> **Your task**
Copy every line in which the string "ffffff" occurs.

> **Records about charts and figures**
╭──

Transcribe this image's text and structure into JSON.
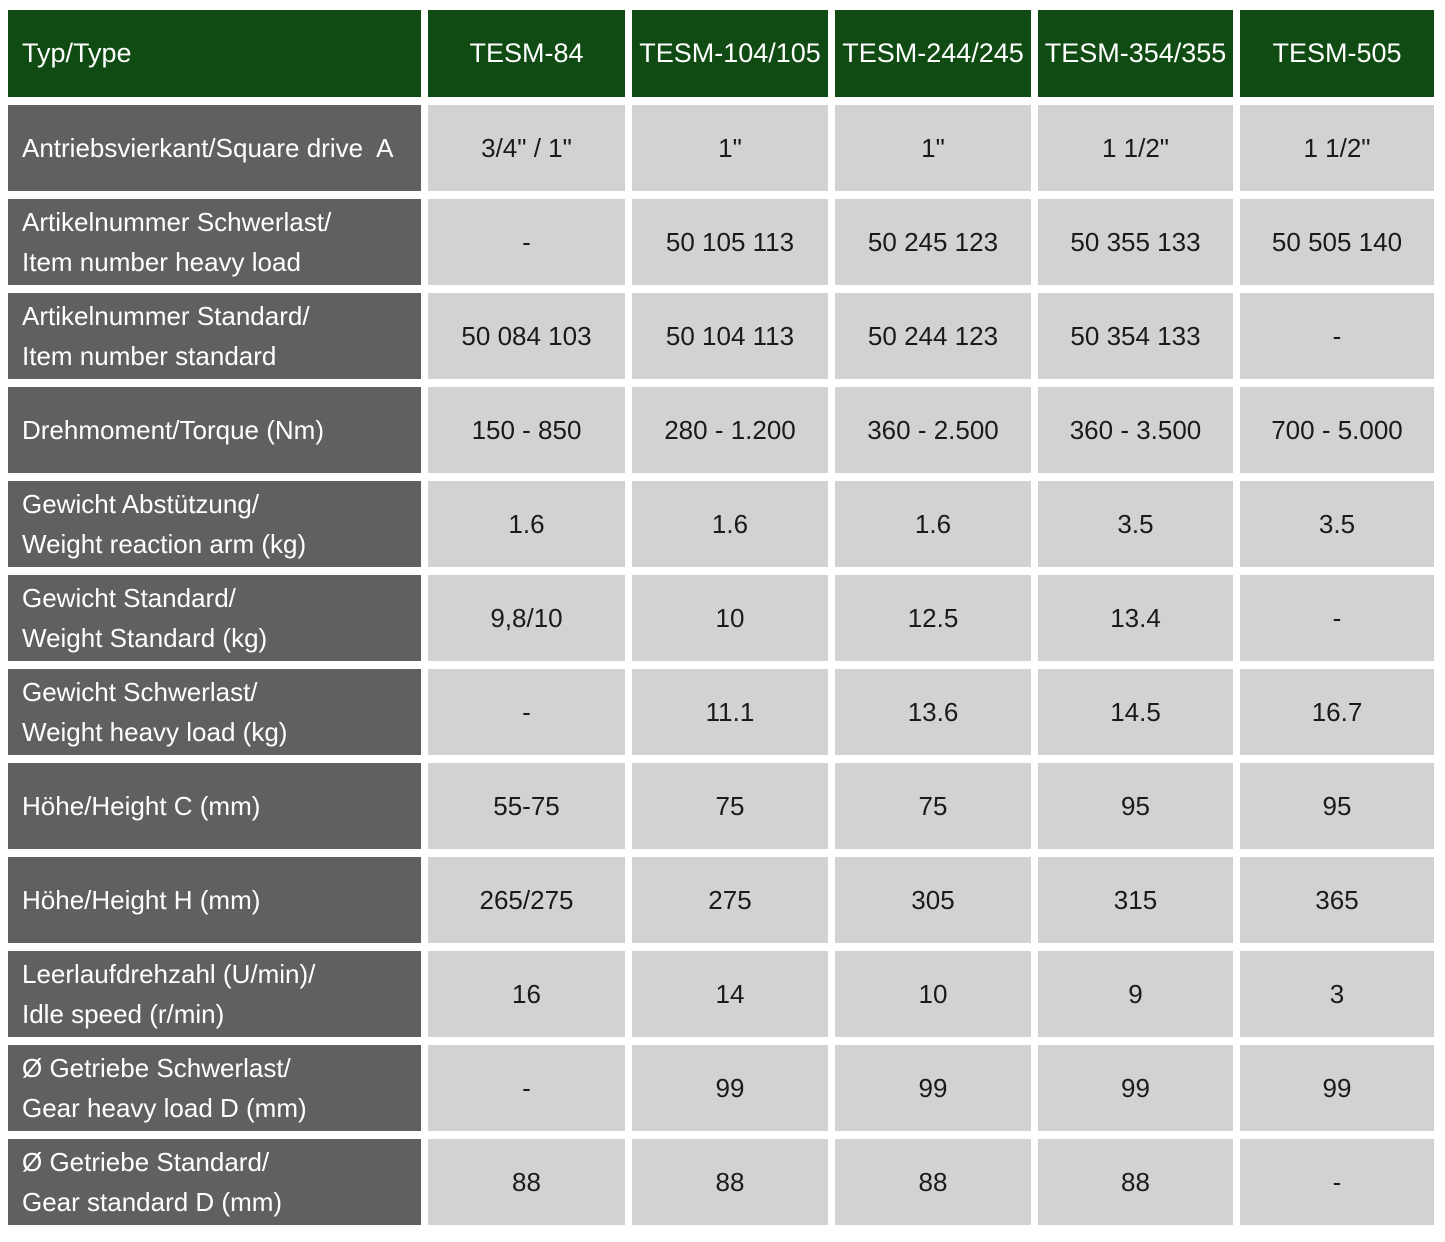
{
  "colors": {
    "header_bg": "#0F4B12",
    "label_bg": "#606060",
    "cell_bg": "#D2D2D2",
    "header_text": "#ffffff",
    "label_text": "#ffffff",
    "cell_text": "#1a1a1a",
    "page_bg": "#ffffff"
  },
  "table": {
    "header": {
      "label": "Typ/Type",
      "columns": [
        "TESM-84",
        "TESM-104/105",
        "TESM-244/245",
        "TESM-354/355",
        "TESM-505"
      ]
    },
    "rows": [
      {
        "label": "Antriebsvierkant/Square drive  A",
        "values": [
          "3/4\" / 1\"",
          "1\"",
          "1\"",
          "1 1/2\"",
          "1 1/2\""
        ]
      },
      {
        "label": "Artikelnummer Schwerlast/\nItem number heavy load",
        "values": [
          "-",
          "50 105 113",
          "50 245 123",
          "50 355 133",
          "50 505 140"
        ]
      },
      {
        "label": "Artikelnummer Standard/\nItem number standard",
        "values": [
          "50 084 103",
          "50 104 113",
          "50 244 123",
          "50 354 133",
          "-"
        ]
      },
      {
        "label": "Drehmoment/Torque (Nm)",
        "values": [
          "150 - 850",
          "280 - 1.200",
          "360 - 2.500",
          "360 - 3.500",
          "700 - 5.000"
        ]
      },
      {
        "label": "Gewicht Abstützung/\nWeight reaction arm (kg)",
        "values": [
          "1.6",
          "1.6",
          "1.6",
          "3.5",
          "3.5"
        ]
      },
      {
        "label": "Gewicht Standard/\nWeight Standard (kg)",
        "values": [
          "9,8/10",
          "10",
          "12.5",
          "13.4",
          "-"
        ]
      },
      {
        "label": "Gewicht Schwerlast/\nWeight heavy load (kg)",
        "values": [
          "-",
          "11.1",
          "13.6",
          "14.5",
          "16.7"
        ]
      },
      {
        "label": "Höhe/Height C (mm)",
        "values": [
          "55-75",
          "75",
          "75",
          "95",
          "95"
        ]
      },
      {
        "label": "Höhe/Height H (mm)",
        "values": [
          "265/275",
          "275",
          "305",
          "315",
          "365"
        ]
      },
      {
        "label": "Leerlaufdrehzahl (U/min)/\nIdle speed (r/min)",
        "values": [
          "16",
          "14",
          "10",
          "9",
          "3"
        ]
      },
      {
        "label": "Ø Getriebe Schwerlast/\nGear heavy load D (mm)",
        "values": [
          "-",
          "99",
          "99",
          "99",
          "99"
        ]
      },
      {
        "label": "Ø Getriebe Standard/\nGear standard D (mm)",
        "values": [
          "88",
          "88",
          "88",
          "88",
          "-"
        ]
      }
    ]
  }
}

╰──

> **The result**
    "header_text": "#ffffff",
    "label_text": "#ffffff",
    "page_bg": "#ffffff"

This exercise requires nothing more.